MATERIAL SUPPLIED:
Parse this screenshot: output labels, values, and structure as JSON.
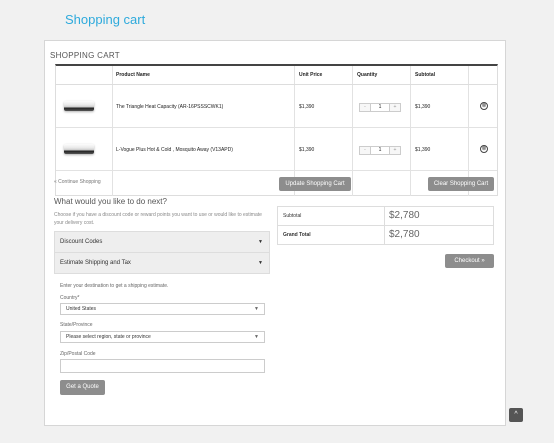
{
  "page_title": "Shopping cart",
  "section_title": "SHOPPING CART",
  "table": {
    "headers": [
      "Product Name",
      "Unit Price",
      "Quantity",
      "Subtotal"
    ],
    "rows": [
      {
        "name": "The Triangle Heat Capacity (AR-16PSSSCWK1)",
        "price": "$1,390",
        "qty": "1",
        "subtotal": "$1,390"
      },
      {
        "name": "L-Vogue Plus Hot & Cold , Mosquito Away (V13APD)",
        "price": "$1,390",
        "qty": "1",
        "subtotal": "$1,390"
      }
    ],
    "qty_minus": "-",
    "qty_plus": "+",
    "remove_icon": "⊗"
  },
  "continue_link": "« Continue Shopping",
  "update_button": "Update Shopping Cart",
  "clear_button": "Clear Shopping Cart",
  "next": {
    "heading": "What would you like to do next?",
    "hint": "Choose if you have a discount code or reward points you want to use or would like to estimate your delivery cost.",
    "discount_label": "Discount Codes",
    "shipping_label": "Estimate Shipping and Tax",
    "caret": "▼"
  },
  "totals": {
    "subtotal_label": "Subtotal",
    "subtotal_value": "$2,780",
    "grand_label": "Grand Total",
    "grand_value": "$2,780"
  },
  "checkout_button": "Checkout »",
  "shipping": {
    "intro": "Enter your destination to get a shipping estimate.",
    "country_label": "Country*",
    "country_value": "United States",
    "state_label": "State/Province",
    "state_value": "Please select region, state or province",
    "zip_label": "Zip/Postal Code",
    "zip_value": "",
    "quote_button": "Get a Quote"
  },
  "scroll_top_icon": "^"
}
==
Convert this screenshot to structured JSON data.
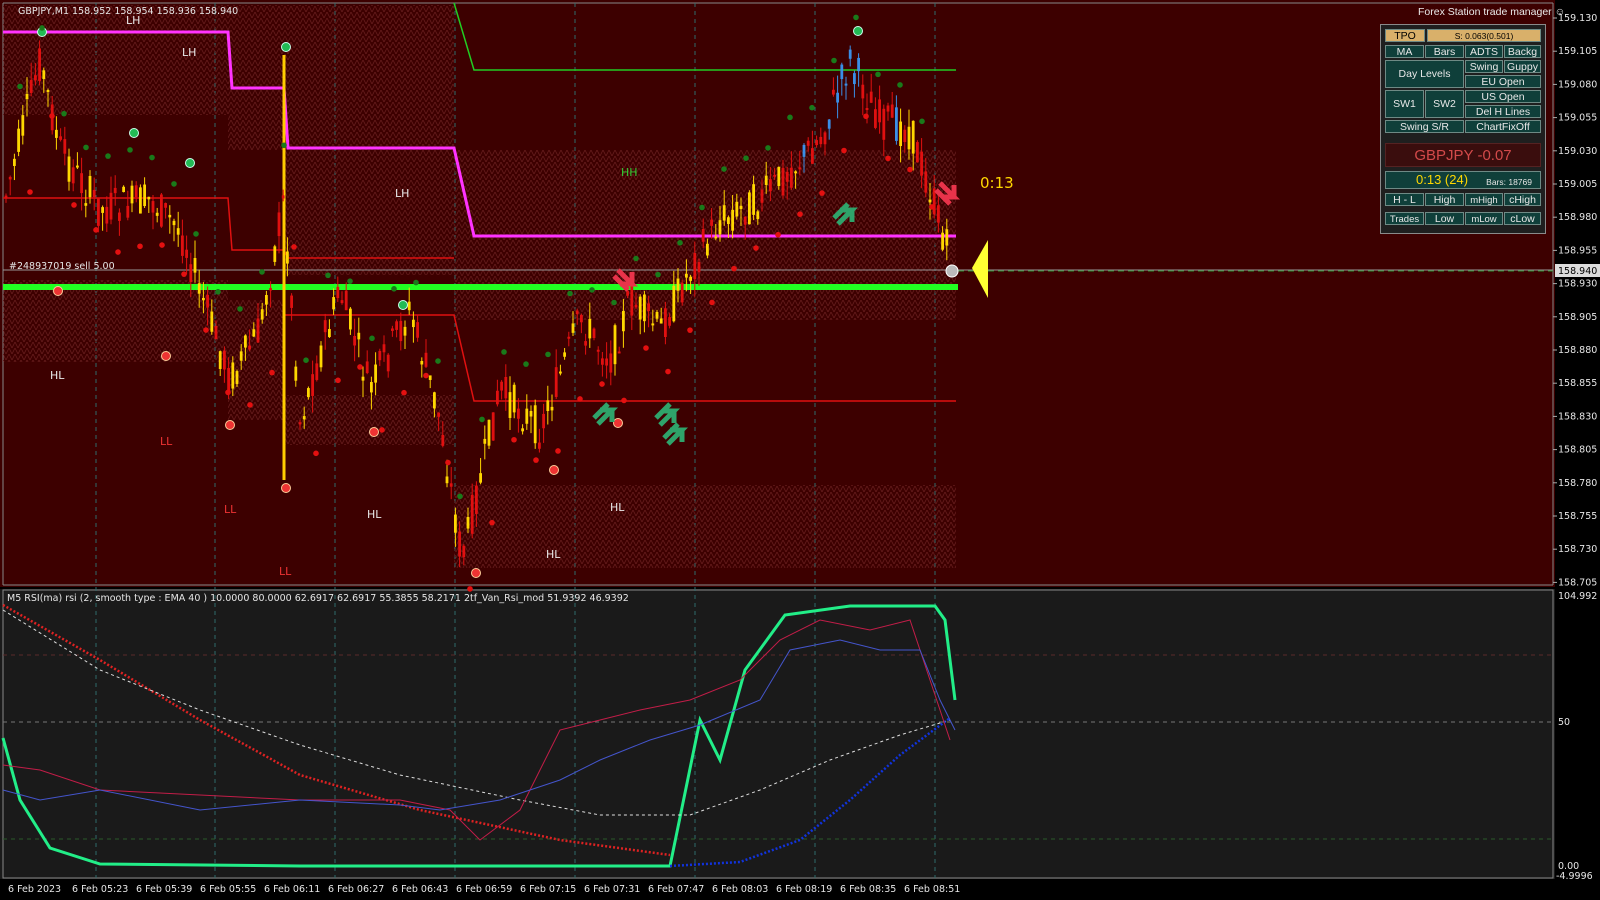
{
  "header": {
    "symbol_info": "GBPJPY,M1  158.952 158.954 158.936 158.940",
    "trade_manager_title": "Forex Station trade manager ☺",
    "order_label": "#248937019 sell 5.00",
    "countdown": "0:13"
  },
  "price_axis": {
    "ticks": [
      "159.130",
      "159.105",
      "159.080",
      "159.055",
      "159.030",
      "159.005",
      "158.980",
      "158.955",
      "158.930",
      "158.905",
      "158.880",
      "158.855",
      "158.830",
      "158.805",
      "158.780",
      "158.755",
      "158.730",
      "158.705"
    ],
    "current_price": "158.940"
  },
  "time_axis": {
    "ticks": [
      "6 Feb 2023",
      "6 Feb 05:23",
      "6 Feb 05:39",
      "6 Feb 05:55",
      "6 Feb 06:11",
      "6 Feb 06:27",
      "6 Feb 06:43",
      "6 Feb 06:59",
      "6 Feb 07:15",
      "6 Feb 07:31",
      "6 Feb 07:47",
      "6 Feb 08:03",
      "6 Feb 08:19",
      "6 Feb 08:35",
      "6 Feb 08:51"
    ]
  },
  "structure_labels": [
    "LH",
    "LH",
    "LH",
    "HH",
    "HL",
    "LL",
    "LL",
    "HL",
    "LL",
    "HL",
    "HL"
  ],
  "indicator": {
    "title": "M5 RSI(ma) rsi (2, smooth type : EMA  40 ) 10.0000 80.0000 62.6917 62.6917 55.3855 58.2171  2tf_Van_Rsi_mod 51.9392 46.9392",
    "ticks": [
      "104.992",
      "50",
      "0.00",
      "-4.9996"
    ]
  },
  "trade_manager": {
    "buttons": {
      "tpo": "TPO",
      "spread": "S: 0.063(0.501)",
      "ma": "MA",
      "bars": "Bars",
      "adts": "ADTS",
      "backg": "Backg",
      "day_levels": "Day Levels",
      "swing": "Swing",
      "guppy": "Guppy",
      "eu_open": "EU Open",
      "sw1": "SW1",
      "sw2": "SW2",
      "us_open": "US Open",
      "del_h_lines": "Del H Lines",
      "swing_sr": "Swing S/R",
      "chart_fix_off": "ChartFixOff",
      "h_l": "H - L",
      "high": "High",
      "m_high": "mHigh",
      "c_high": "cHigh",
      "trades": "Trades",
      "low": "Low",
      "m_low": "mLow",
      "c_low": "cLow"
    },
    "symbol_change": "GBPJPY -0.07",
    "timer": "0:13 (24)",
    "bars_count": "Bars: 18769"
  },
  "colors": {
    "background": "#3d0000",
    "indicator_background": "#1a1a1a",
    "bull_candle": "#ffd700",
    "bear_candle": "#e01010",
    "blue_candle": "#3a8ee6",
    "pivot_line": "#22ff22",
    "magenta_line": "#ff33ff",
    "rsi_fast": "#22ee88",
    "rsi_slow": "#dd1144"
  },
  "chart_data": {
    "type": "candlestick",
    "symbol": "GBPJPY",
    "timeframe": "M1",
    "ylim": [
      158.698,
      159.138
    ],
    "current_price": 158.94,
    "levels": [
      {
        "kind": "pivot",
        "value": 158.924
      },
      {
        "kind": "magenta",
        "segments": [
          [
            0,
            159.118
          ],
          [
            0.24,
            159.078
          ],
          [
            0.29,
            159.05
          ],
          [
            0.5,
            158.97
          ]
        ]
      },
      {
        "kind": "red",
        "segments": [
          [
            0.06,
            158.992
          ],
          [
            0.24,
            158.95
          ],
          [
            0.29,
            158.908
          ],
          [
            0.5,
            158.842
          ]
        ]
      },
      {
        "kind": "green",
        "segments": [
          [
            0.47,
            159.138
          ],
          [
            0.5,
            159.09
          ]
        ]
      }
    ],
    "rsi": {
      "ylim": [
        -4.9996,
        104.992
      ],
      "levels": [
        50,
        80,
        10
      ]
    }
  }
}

TO BE DONE:
Each line that holds the word "screenshot" is to be copied.

WORKED SOLUTION:
Parse this screenshot: output labels, values, and structure as JSON.
Convert this screenshot to structured JSON data.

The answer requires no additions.